*OBJECTIVE*
Extract, from the listing that follows, each line containing the word "this".

(Dataset items)

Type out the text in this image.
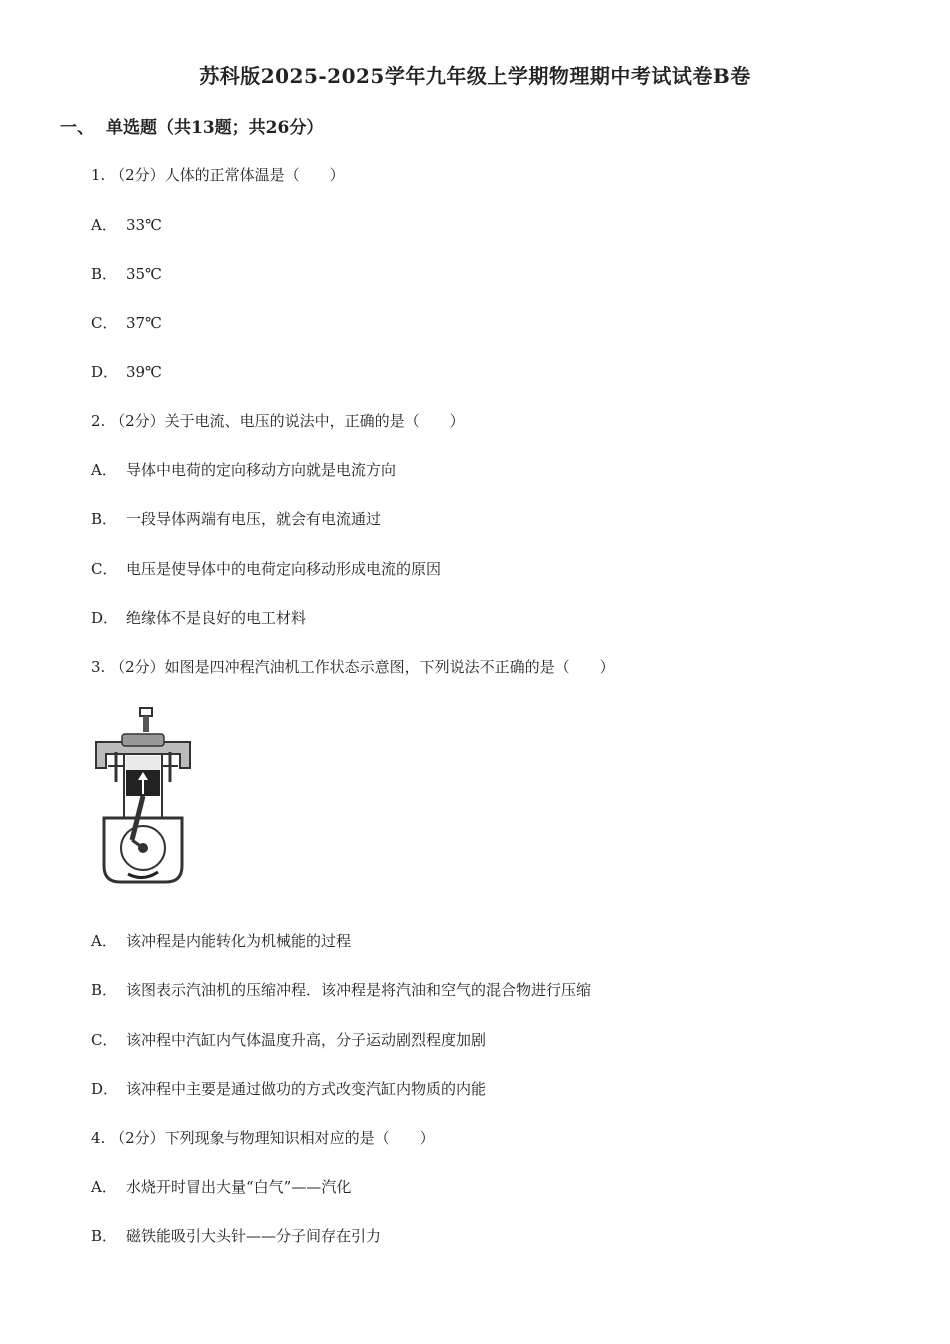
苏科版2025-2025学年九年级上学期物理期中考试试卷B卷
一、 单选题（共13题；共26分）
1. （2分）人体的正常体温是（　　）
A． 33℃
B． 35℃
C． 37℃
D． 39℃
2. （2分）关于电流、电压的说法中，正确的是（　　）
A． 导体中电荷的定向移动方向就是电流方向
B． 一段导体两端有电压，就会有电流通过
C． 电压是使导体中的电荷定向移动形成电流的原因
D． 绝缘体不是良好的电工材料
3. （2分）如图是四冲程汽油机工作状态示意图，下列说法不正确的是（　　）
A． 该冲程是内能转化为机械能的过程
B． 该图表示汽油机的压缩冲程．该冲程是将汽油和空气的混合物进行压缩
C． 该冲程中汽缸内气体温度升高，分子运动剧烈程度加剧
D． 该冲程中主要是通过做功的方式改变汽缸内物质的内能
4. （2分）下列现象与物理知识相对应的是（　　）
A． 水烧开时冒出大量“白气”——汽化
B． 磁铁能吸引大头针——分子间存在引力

--

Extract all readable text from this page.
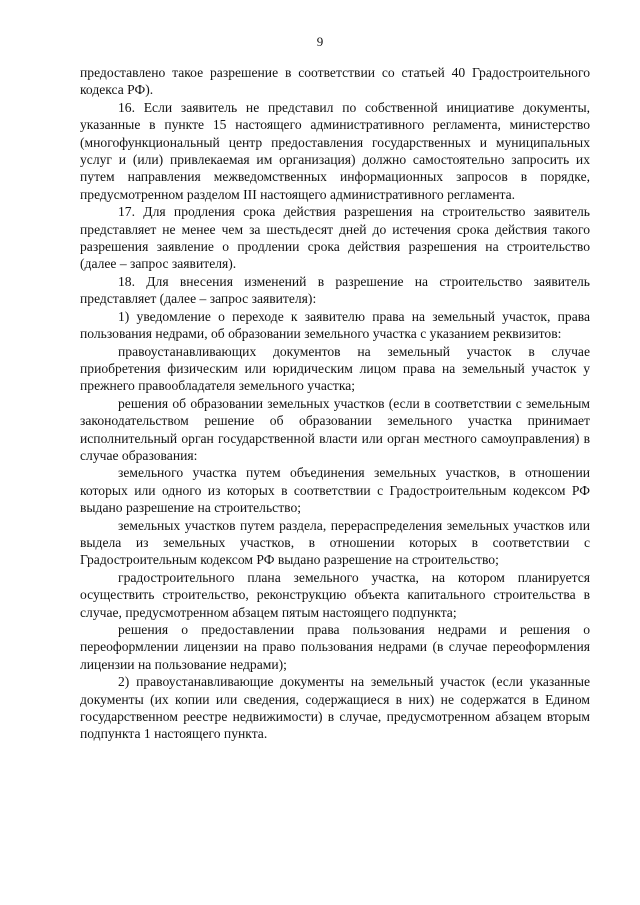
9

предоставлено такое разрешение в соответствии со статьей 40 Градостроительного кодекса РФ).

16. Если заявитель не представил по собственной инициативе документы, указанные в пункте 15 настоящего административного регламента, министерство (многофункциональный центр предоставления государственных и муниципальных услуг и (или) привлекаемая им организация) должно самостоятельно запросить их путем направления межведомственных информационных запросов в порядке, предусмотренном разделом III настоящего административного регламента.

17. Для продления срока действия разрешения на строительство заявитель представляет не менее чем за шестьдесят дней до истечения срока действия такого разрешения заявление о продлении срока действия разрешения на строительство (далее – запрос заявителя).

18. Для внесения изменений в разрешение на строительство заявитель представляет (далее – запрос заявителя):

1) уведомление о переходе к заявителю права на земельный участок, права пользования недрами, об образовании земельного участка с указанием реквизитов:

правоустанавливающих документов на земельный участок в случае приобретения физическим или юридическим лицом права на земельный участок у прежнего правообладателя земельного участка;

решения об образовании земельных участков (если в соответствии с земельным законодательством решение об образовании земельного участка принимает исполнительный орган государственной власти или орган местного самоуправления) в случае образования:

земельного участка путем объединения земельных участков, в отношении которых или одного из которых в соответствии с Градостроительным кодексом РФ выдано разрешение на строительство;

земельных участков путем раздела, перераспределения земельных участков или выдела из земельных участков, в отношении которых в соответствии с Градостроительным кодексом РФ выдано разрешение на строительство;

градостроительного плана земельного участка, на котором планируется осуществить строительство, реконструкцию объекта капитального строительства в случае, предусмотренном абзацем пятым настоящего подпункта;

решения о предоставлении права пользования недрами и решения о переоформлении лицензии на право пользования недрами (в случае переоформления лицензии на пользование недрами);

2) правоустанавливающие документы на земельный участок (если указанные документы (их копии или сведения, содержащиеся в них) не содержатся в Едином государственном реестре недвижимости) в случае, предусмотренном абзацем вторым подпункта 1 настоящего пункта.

*TASK SOLUTION*
Type out the text in this image.
Extract all readable text from this page.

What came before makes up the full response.